STATED EXERCISE:
Pictures aside, write out every record exactly as it appears.

[Data entries for graphics]
-----

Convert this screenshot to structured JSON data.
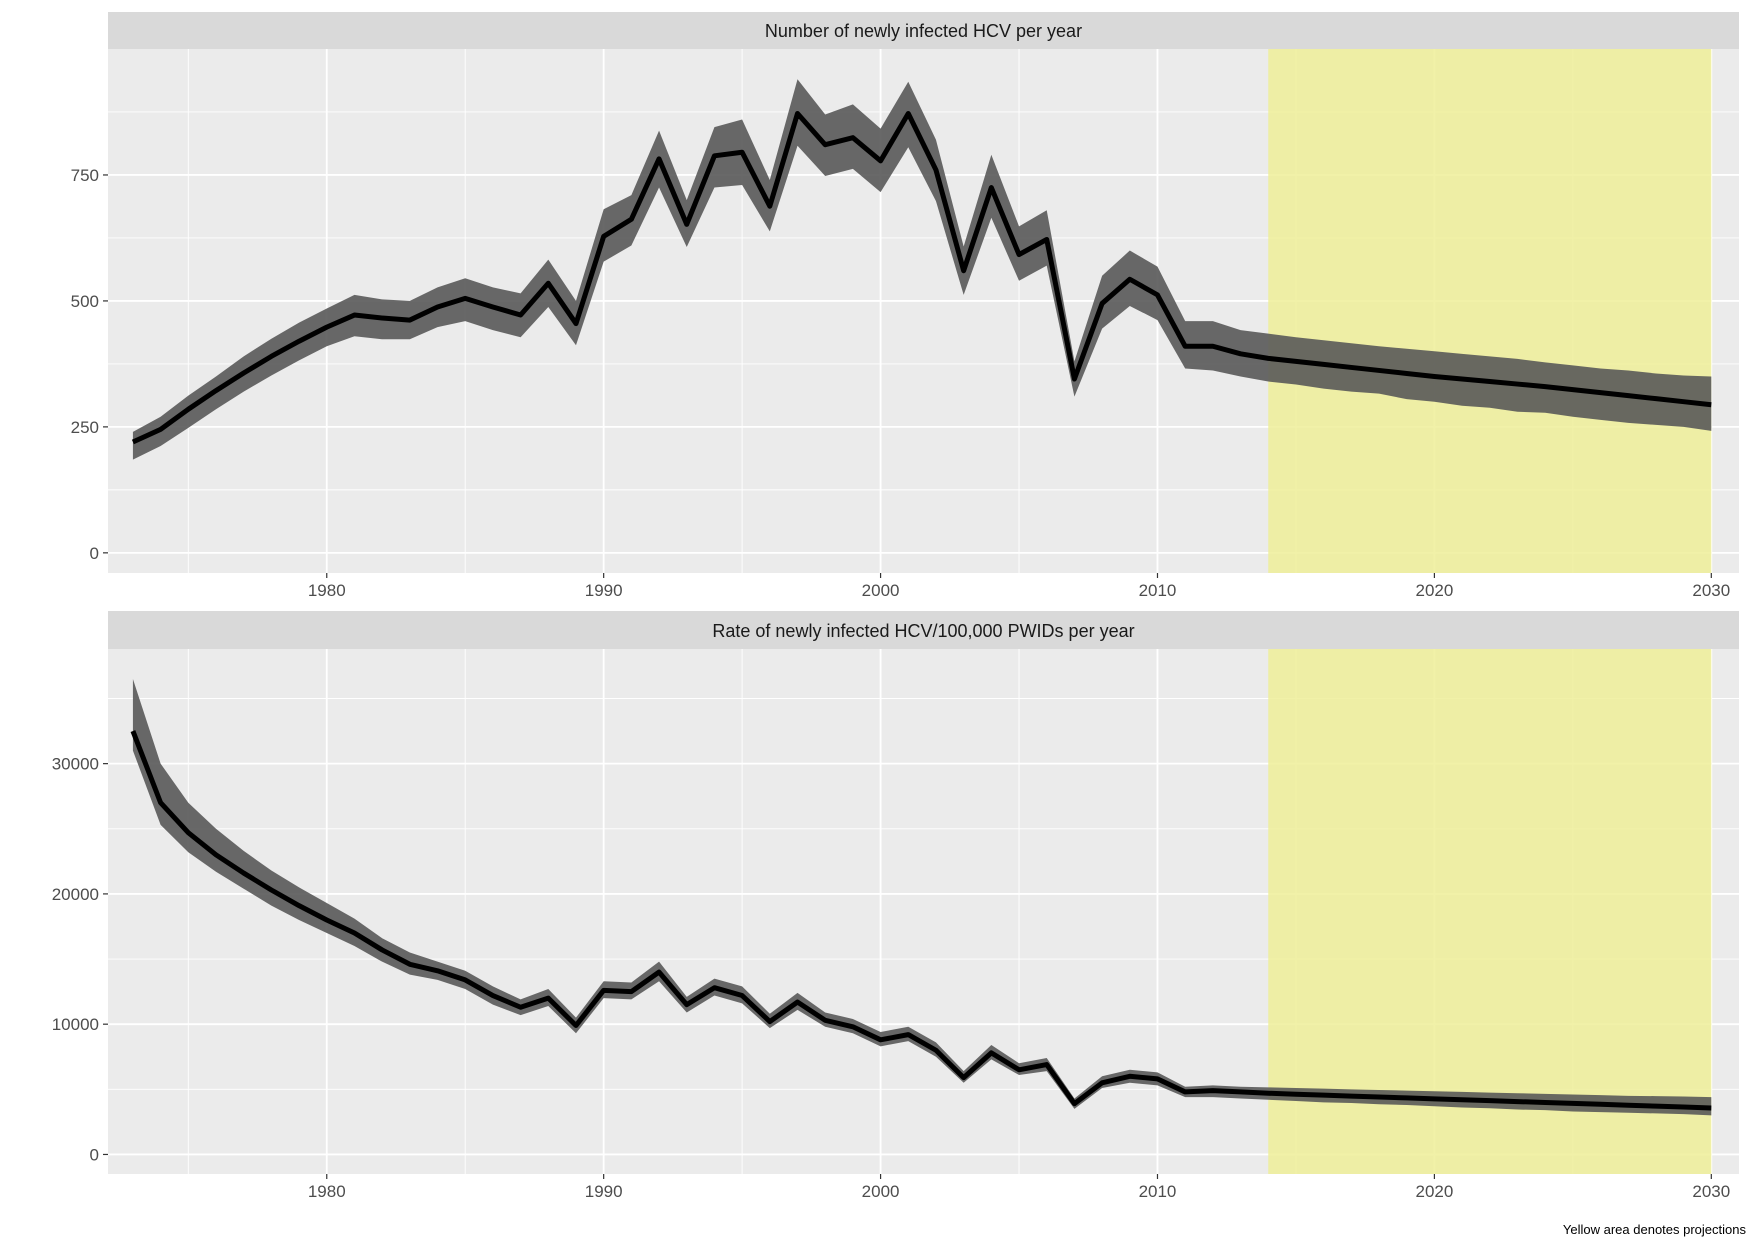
{
  "caption": "Yellow area denotes projections",
  "colors": {
    "panel_background": "#ebebeb",
    "strip_background": "#d9d9d9",
    "grid": "#ffffff",
    "ribbon": "#595959",
    "line": "#000000",
    "projection_area": "#eeee99"
  },
  "chart_data": [
    {
      "type": "line",
      "title": "Number of newly infected HCV per year",
      "xlabel": "",
      "ylabel": "",
      "xlim": [
        1972.1,
        2031
      ],
      "ylim": [
        -40,
        1000
      ],
      "x_ticks": [
        1980,
        1990,
        2000,
        2010,
        2020,
        2030
      ],
      "y_ticks": [
        0,
        250,
        500,
        750
      ],
      "grid": true,
      "projection_range": [
        2014,
        2030
      ],
      "series": [
        {
          "x": [
            1973,
            1974,
            1975,
            1976,
            1977,
            1978,
            1979,
            1980,
            1981,
            1982,
            1983,
            1984,
            1985,
            1986,
            1987,
            1988,
            1989,
            1990,
            1991,
            1992,
            1993,
            1994,
            1995,
            1996,
            1997,
            1998,
            1999,
            2000,
            2001,
            2002,
            2003,
            2004,
            2005,
            2006,
            2007,
            2008,
            2009,
            2010,
            2011,
            2012,
            2013,
            2014,
            2015,
            2016,
            2017,
            2018,
            2019,
            2020,
            2021,
            2022,
            2023,
            2024,
            2025,
            2026,
            2027,
            2028,
            2029,
            2030
          ],
          "values": [
            220,
            245,
            285,
            322,
            357,
            390,
            420,
            448,
            472,
            466,
            462,
            488,
            505,
            488,
            472,
            535,
            455,
            628,
            662,
            782,
            652,
            788,
            795,
            688,
            872,
            810,
            824,
            778,
            872,
            760,
            560,
            725,
            592,
            622,
            345,
            495,
            543,
            512,
            410,
            410,
            395,
            386,
            380,
            374,
            368,
            362,
            356,
            350,
            345,
            340,
            335,
            330,
            324,
            318,
            312,
            306,
            300,
            294
          ],
          "lower": [
            185,
            212,
            248,
            285,
            320,
            352,
            382,
            410,
            430,
            424,
            424,
            448,
            460,
            442,
            428,
            488,
            412,
            578,
            610,
            725,
            607,
            725,
            730,
            638,
            808,
            748,
            762,
            716,
            805,
            698,
            512,
            665,
            540,
            570,
            310,
            445,
            490,
            462,
            366,
            362,
            350,
            340,
            334,
            326,
            320,
            316,
            305,
            300,
            292,
            288,
            280,
            278,
            270,
            264,
            258,
            254,
            250,
            242
          ],
          "upper": [
            240,
            270,
            312,
            350,
            390,
            425,
            457,
            485,
            512,
            503,
            500,
            527,
            545,
            527,
            515,
            582,
            500,
            682,
            710,
            838,
            700,
            845,
            860,
            740,
            940,
            870,
            890,
            842,
            935,
            820,
            608,
            790,
            648,
            680,
            380,
            550,
            600,
            568,
            460,
            460,
            442,
            435,
            428,
            422,
            416,
            410,
            405,
            400,
            395,
            390,
            385,
            378,
            372,
            366,
            362,
            356,
            352,
            350
          ]
        }
      ]
    },
    {
      "type": "line",
      "title": "Rate of newly infected HCV/100,000 PWIDs per year",
      "xlabel": "",
      "ylabel": "",
      "xlim": [
        1972.1,
        2031
      ],
      "ylim": [
        -1500,
        38800
      ],
      "x_ticks": [
        1980,
        1990,
        2000,
        2010,
        2020,
        2030
      ],
      "y_ticks": [
        0,
        10000,
        20000,
        30000
      ],
      "grid": true,
      "projection_range": [
        2014,
        2030
      ],
      "series": [
        {
          "x": [
            1973,
            1974,
            1975,
            1976,
            1977,
            1978,
            1979,
            1980,
            1981,
            1982,
            1983,
            1984,
            1985,
            1986,
            1987,
            1988,
            1989,
            1990,
            1991,
            1992,
            1993,
            1994,
            1995,
            1996,
            1997,
            1998,
            1999,
            2000,
            2001,
            2002,
            2003,
            2004,
            2005,
            2006,
            2007,
            2008,
            2009,
            2010,
            2011,
            2012,
            2013,
            2014,
            2015,
            2016,
            2017,
            2018,
            2019,
            2020,
            2021,
            2022,
            2023,
            2024,
            2025,
            2026,
            2027,
            2028,
            2029,
            2030
          ],
          "values": [
            32500,
            27000,
            24700,
            23000,
            21600,
            20300,
            19100,
            18000,
            17000,
            15700,
            14600,
            14100,
            13400,
            12200,
            11300,
            12000,
            9900,
            12600,
            12500,
            14000,
            11500,
            12800,
            12200,
            10200,
            11700,
            10300,
            9800,
            8800,
            9200,
            8000,
            5900,
            7800,
            6500,
            6900,
            3900,
            5500,
            6000,
            5800,
            4800,
            4900,
            4800,
            4700,
            4620,
            4550,
            4480,
            4410,
            4340,
            4270,
            4200,
            4130,
            4060,
            3990,
            3920,
            3850,
            3780,
            3710,
            3640,
            3570
          ],
          "lower": [
            31000,
            25300,
            23200,
            21700,
            20400,
            19100,
            18000,
            17000,
            16000,
            14800,
            13800,
            13400,
            12700,
            11500,
            10700,
            11400,
            9300,
            12000,
            11900,
            13300,
            10900,
            12200,
            11600,
            9700,
            11100,
            9800,
            9300,
            8300,
            8700,
            7500,
            5500,
            7300,
            6100,
            6400,
            3500,
            5100,
            5500,
            5300,
            4400,
            4400,
            4300,
            4200,
            4100,
            4000,
            3950,
            3850,
            3800,
            3700,
            3600,
            3550,
            3450,
            3400,
            3300,
            3250,
            3200,
            3150,
            3100,
            3000
          ],
          "upper": [
            36500,
            30000,
            27000,
            25000,
            23300,
            21800,
            20500,
            19300,
            18100,
            16600,
            15500,
            14800,
            14100,
            12900,
            11900,
            12700,
            10500,
            13300,
            13200,
            14800,
            12100,
            13500,
            12900,
            10800,
            12400,
            10900,
            10400,
            9400,
            9800,
            8600,
            6400,
            8400,
            7000,
            7400,
            4300,
            6000,
            6500,
            6300,
            5200,
            5300,
            5200,
            5150,
            5100,
            5050,
            5000,
            4950,
            4900,
            4850,
            4800,
            4750,
            4700,
            4650,
            4600,
            4550,
            4500,
            4480,
            4450,
            4400
          ]
        }
      ]
    }
  ]
}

-----

RIGHT ANSWER:
Convert this screenshot to structured JSON data.
{
  "caption": "Yellow area denotes projections",
  "colors": {
    "panel_background": "#ebebeb",
    "strip_background": "#d9d9d9",
    "grid": "#ffffff",
    "ribbon": "#595959",
    "line": "#000000",
    "projection_area": "#eeee99"
  },
  "chart_data": [
    {
      "type": "line",
      "title": "Number of newly infected HCV per year",
      "xlabel": "",
      "ylabel": "",
      "xlim": [
        1972.1,
        2031
      ],
      "ylim": [
        -40,
        1000
      ],
      "x_ticks": [
        1980,
        1990,
        2000,
        2010,
        2020,
        2030
      ],
      "y_ticks": [
        0,
        250,
        500,
        750
      ],
      "grid": true,
      "projection_range": [
        2014,
        2030
      ],
      "series": [
        {
          "x": [
            1973,
            1974,
            1975,
            1976,
            1977,
            1978,
            1979,
            1980,
            1981,
            1982,
            1983,
            1984,
            1985,
            1986,
            1987,
            1988,
            1989,
            1990,
            1991,
            1992,
            1993,
            1994,
            1995,
            1996,
            1997,
            1998,
            1999,
            2000,
            2001,
            2002,
            2003,
            2004,
            2005,
            2006,
            2007,
            2008,
            2009,
            2010,
            2011,
            2012,
            2013,
            2014,
            2015,
            2016,
            2017,
            2018,
            2019,
            2020,
            2021,
            2022,
            2023,
            2024,
            2025,
            2026,
            2027,
            2028,
            2029,
            2030
          ],
          "values": [
            220,
            245,
            285,
            322,
            357,
            390,
            420,
            448,
            472,
            466,
            462,
            488,
            505,
            488,
            472,
            535,
            455,
            628,
            662,
            782,
            652,
            788,
            795,
            688,
            872,
            810,
            824,
            778,
            872,
            760,
            560,
            725,
            592,
            622,
            345,
            495,
            543,
            512,
            410,
            410,
            395,
            386,
            380,
            374,
            368,
            362,
            356,
            350,
            345,
            340,
            335,
            330,
            324,
            318,
            312,
            306,
            300,
            294
          ],
          "lower": [
            185,
            212,
            248,
            285,
            320,
            352,
            382,
            410,
            430,
            424,
            424,
            448,
            460,
            442,
            428,
            488,
            412,
            578,
            610,
            725,
            607,
            725,
            730,
            638,
            808,
            748,
            762,
            716,
            805,
            698,
            512,
            665,
            540,
            570,
            310,
            445,
            490,
            462,
            366,
            362,
            350,
            340,
            334,
            326,
            320,
            316,
            305,
            300,
            292,
            288,
            280,
            278,
            270,
            264,
            258,
            254,
            250,
            242
          ],
          "upper": [
            240,
            270,
            312,
            350,
            390,
            425,
            457,
            485,
            512,
            503,
            500,
            527,
            545,
            527,
            515,
            582,
            500,
            682,
            710,
            838,
            700,
            845,
            860,
            740,
            940,
            870,
            890,
            842,
            935,
            820,
            608,
            790,
            648,
            680,
            380,
            550,
            600,
            568,
            460,
            460,
            442,
            435,
            428,
            422,
            416,
            410,
            405,
            400,
            395,
            390,
            385,
            378,
            372,
            366,
            362,
            356,
            352,
            350
          ]
        }
      ]
    },
    {
      "type": "line",
      "title": "Rate of newly infected HCV/100,000 PWIDs per year",
      "xlabel": "",
      "ylabel": "",
      "xlim": [
        1972.1,
        2031
      ],
      "ylim": [
        -1500,
        38800
      ],
      "x_ticks": [
        1980,
        1990,
        2000,
        2010,
        2020,
        2030
      ],
      "y_ticks": [
        0,
        10000,
        20000,
        30000
      ],
      "grid": true,
      "projection_range": [
        2014,
        2030
      ],
      "series": [
        {
          "x": [
            1973,
            1974,
            1975,
            1976,
            1977,
            1978,
            1979,
            1980,
            1981,
            1982,
            1983,
            1984,
            1985,
            1986,
            1987,
            1988,
            1989,
            1990,
            1991,
            1992,
            1993,
            1994,
            1995,
            1996,
            1997,
            1998,
            1999,
            2000,
            2001,
            2002,
            2003,
            2004,
            2005,
            2006,
            2007,
            2008,
            2009,
            2010,
            2011,
            2012,
            2013,
            2014,
            2015,
            2016,
            2017,
            2018,
            2019,
            2020,
            2021,
            2022,
            2023,
            2024,
            2025,
            2026,
            2027,
            2028,
            2029,
            2030
          ],
          "values": [
            32500,
            27000,
            24700,
            23000,
            21600,
            20300,
            19100,
            18000,
            17000,
            15700,
            14600,
            14100,
            13400,
            12200,
            11300,
            12000,
            9900,
            12600,
            12500,
            14000,
            11500,
            12800,
            12200,
            10200,
            11700,
            10300,
            9800,
            8800,
            9200,
            8000,
            5900,
            7800,
            6500,
            6900,
            3900,
            5500,
            6000,
            5800,
            4800,
            4900,
            4800,
            4700,
            4620,
            4550,
            4480,
            4410,
            4340,
            4270,
            4200,
            4130,
            4060,
            3990,
            3920,
            3850,
            3780,
            3710,
            3640,
            3570
          ],
          "lower": [
            31000,
            25300,
            23200,
            21700,
            20400,
            19100,
            18000,
            17000,
            16000,
            14800,
            13800,
            13400,
            12700,
            11500,
            10700,
            11400,
            9300,
            12000,
            11900,
            13300,
            10900,
            12200,
            11600,
            9700,
            11100,
            9800,
            9300,
            8300,
            8700,
            7500,
            5500,
            7300,
            6100,
            6400,
            3500,
            5100,
            5500,
            5300,
            4400,
            4400,
            4300,
            4200,
            4100,
            4000,
            3950,
            3850,
            3800,
            3700,
            3600,
            3550,
            3450,
            3400,
            3300,
            3250,
            3200,
            3150,
            3100,
            3000
          ],
          "upper": [
            36500,
            30000,
            27000,
            25000,
            23300,
            21800,
            20500,
            19300,
            18100,
            16600,
            15500,
            14800,
            14100,
            12900,
            11900,
            12700,
            10500,
            13300,
            13200,
            14800,
            12100,
            13500,
            12900,
            10800,
            12400,
            10900,
            10400,
            9400,
            9800,
            8600,
            6400,
            8400,
            7000,
            7400,
            4300,
            6000,
            6500,
            6300,
            5200,
            5300,
            5200,
            5150,
            5100,
            5050,
            5000,
            4950,
            4900,
            4850,
            4800,
            4750,
            4700,
            4650,
            4600,
            4550,
            4500,
            4480,
            4450,
            4400
          ]
        }
      ]
    }
  ]
}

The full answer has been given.